GOAL OF THE EXERCISE:
Can you output the material exactly as written, minus any pictures it holds?

LISTING:
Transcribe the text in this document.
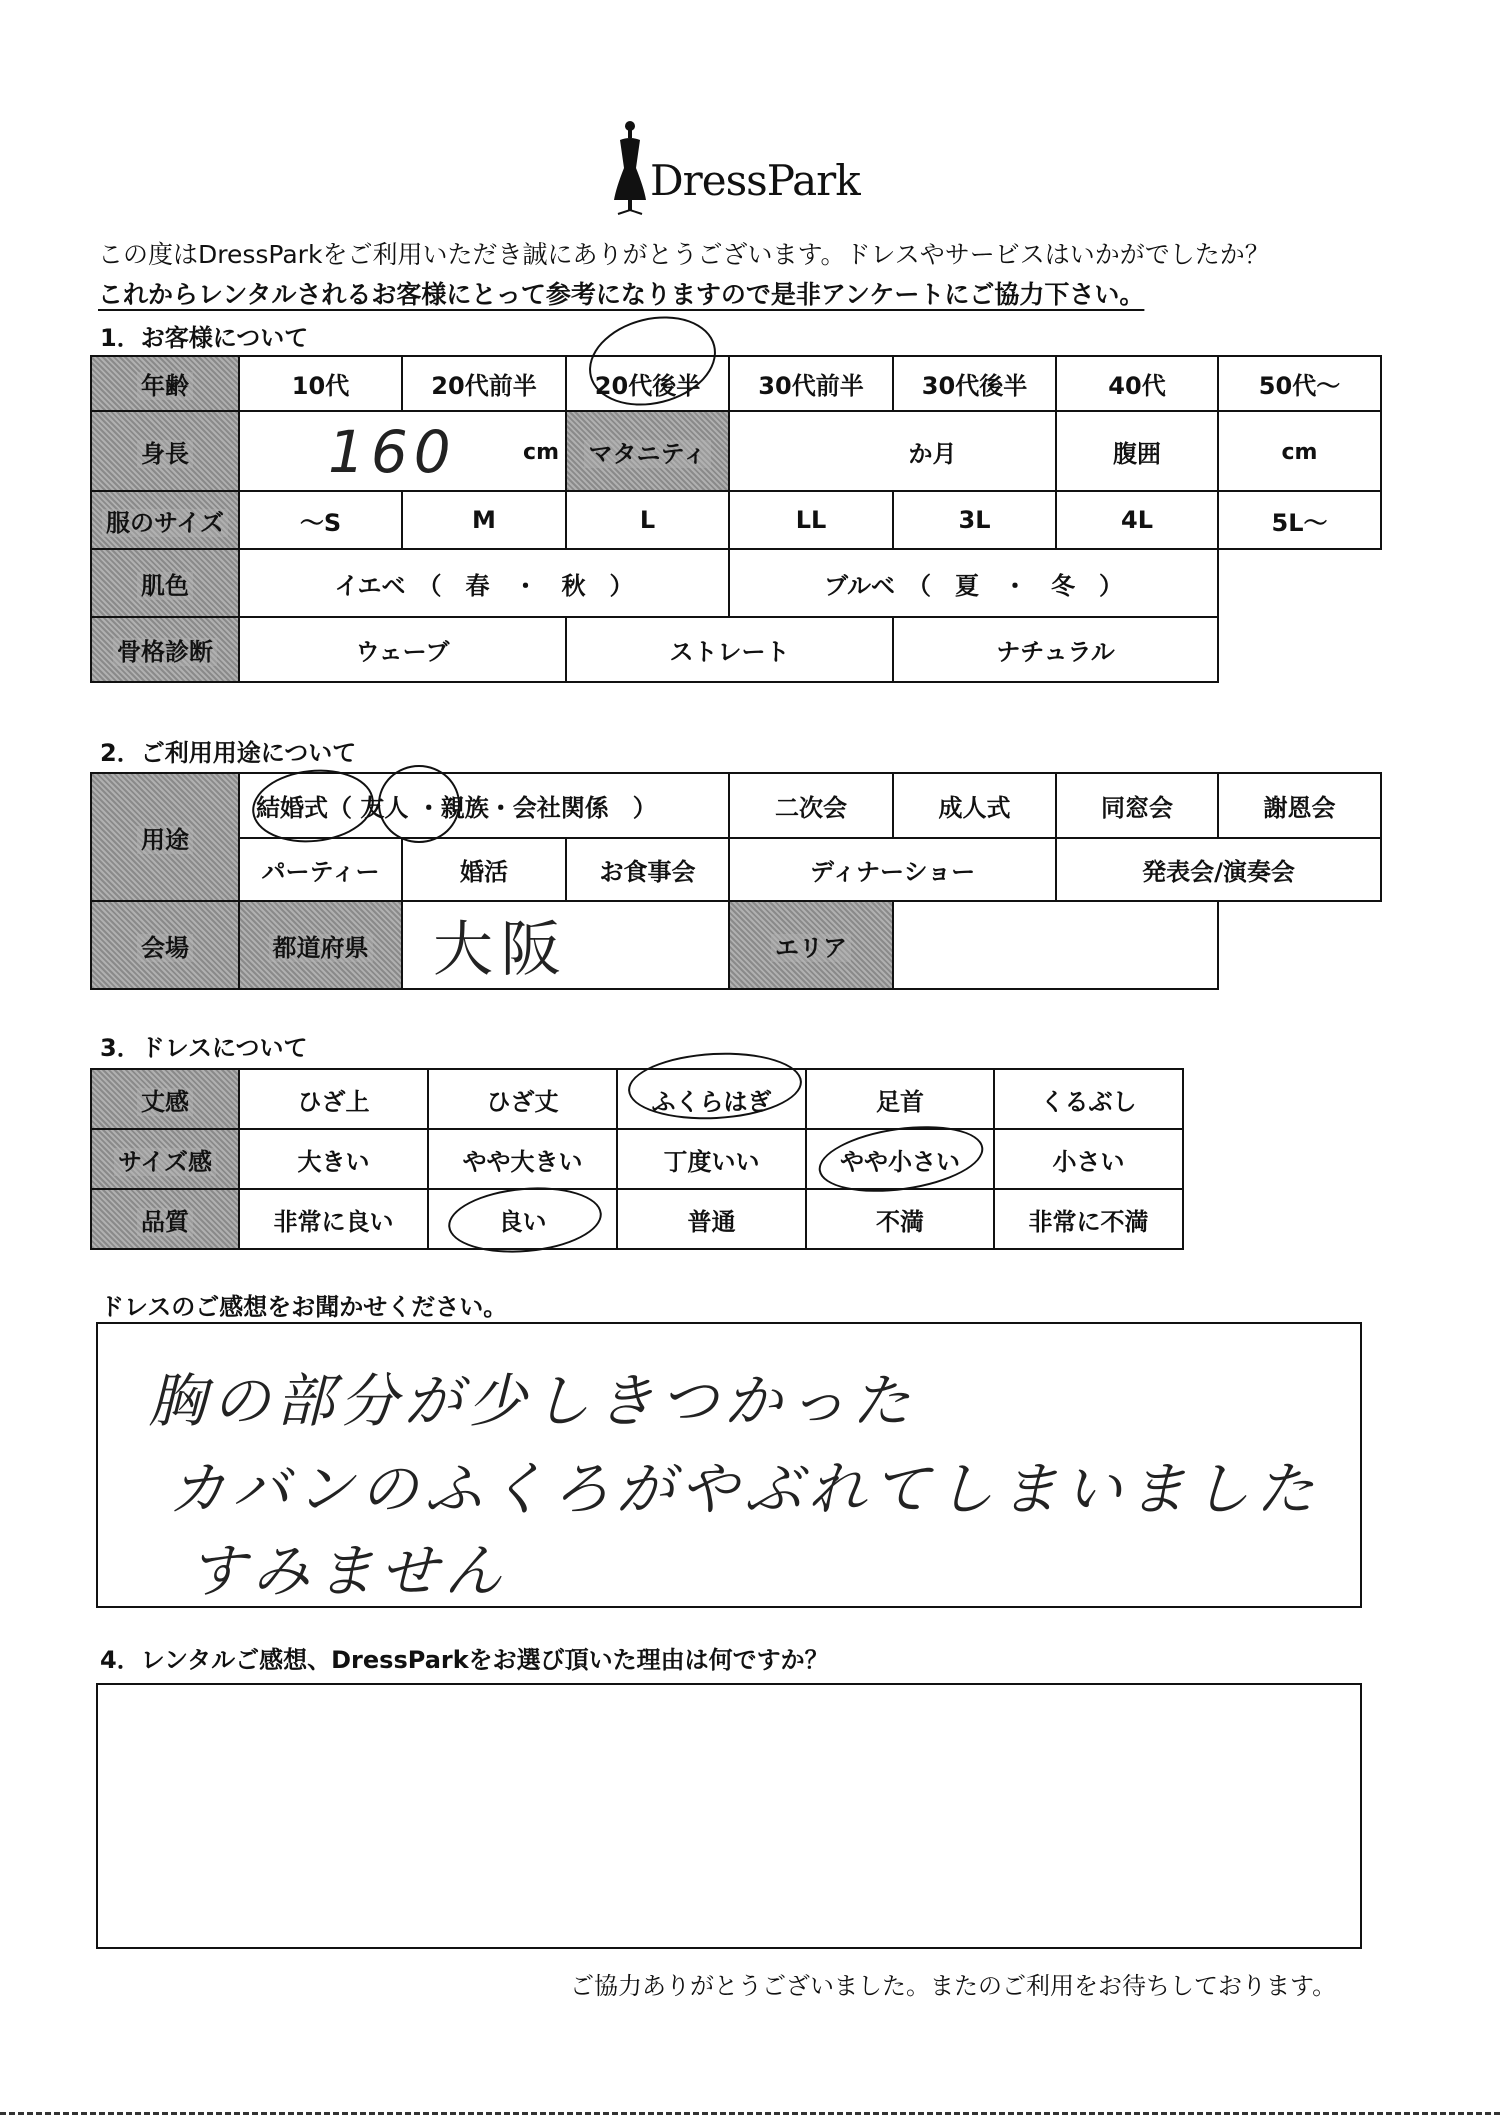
DressPark
この度はDressParkをご利用いただき誠にありがとうございます。ドレスやサービスはいかがでしたか？
これからレンタルされるお客様にとって参考になりますので是非アンケートにご協力下さい。
1．お客様について
年齢	10代	20代前半	20代後半	30代前半	30代後半	40代	50代～
身長	160 cm		マタニティ	か月		腹囲	cm
服のサイズ	～S	M	L	LL	3L	4L	5L～
肌色	イエベ　（　春　・　秋　）			ブルベ　（　夏　・　冬　）			
骨格診断	ウェーブ		ストレート		ナチュラル		
2．ご利用用途について
用途	結婚式（ 友人 ・親族・会社関係　）			二次会	成人式	同窓会	謝恩会
	パーティー	婚活	お食事会	ディナーショー		発表会/演奏会	
会場	都道府県	大阪		エリア			
3．ドレスについて
丈感	ひざ上	ひざ丈	ふくらはぎ	足首	くるぶし
サイズ感	大きい	やや大きい	丁度いい	やや小さい	小さい
品質	非常に良い	良い	普通	不満	非常に不満
ドレスのご感想をお聞かせください。
胸の部分が少しきつかった
カバンのふくろがやぶれてしまいました
すみません
4．レンタルご感想、DressParkをお選び頂いた理由は何ですか？
ご協力ありがとうございました。またのご利用をお待ちしております。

SOLUTION:
Transcribe the text in this document.
DressPark
この度はDressParkをご利用いただき誠にありがとうございます。ドレスやサービスはいかがでしたか？
これからレンタルされるお客様にとって参考になりますので是非アンケートにご協力下さい。
1．お客様について
年齢	10代	20代前半	20代後半	30代前半	30代後半	40代	50代～
身長	160 cm		マタニティ	か月		腹囲	cm
服のサイズ	～S	M	L	LL	3L	4L	5L～
肌色	イエベ　（　春　・　秋　）			ブルベ　（　夏　・　冬　）			
骨格診断	ウェーブ		ストレート		ナチュラル		
2．ご利用用途について
用途	結婚式（ 友人 ・親族・会社関係　）			二次会	成人式	同窓会	謝恩会
	パーティー	婚活	お食事会	ディナーショー		発表会/演奏会	
会場	都道府県	大阪		エリア			
3．ドレスについて
丈感	ひざ上	ひざ丈	ふくらはぎ	足首	くるぶし
サイズ感	大きい	やや大きい	丁度いい	やや小さい	小さい
品質	非常に良い	良い	普通	不満	非常に不満
ドレスのご感想をお聞かせください。
胸の部分が少しきつかった
カバンのふくろがやぶれてしまいました
すみません
4．レンタルご感想、DressParkをお選び頂いた理由は何ですか？
ご協力ありがとうございました。またのご利用をお待ちしております。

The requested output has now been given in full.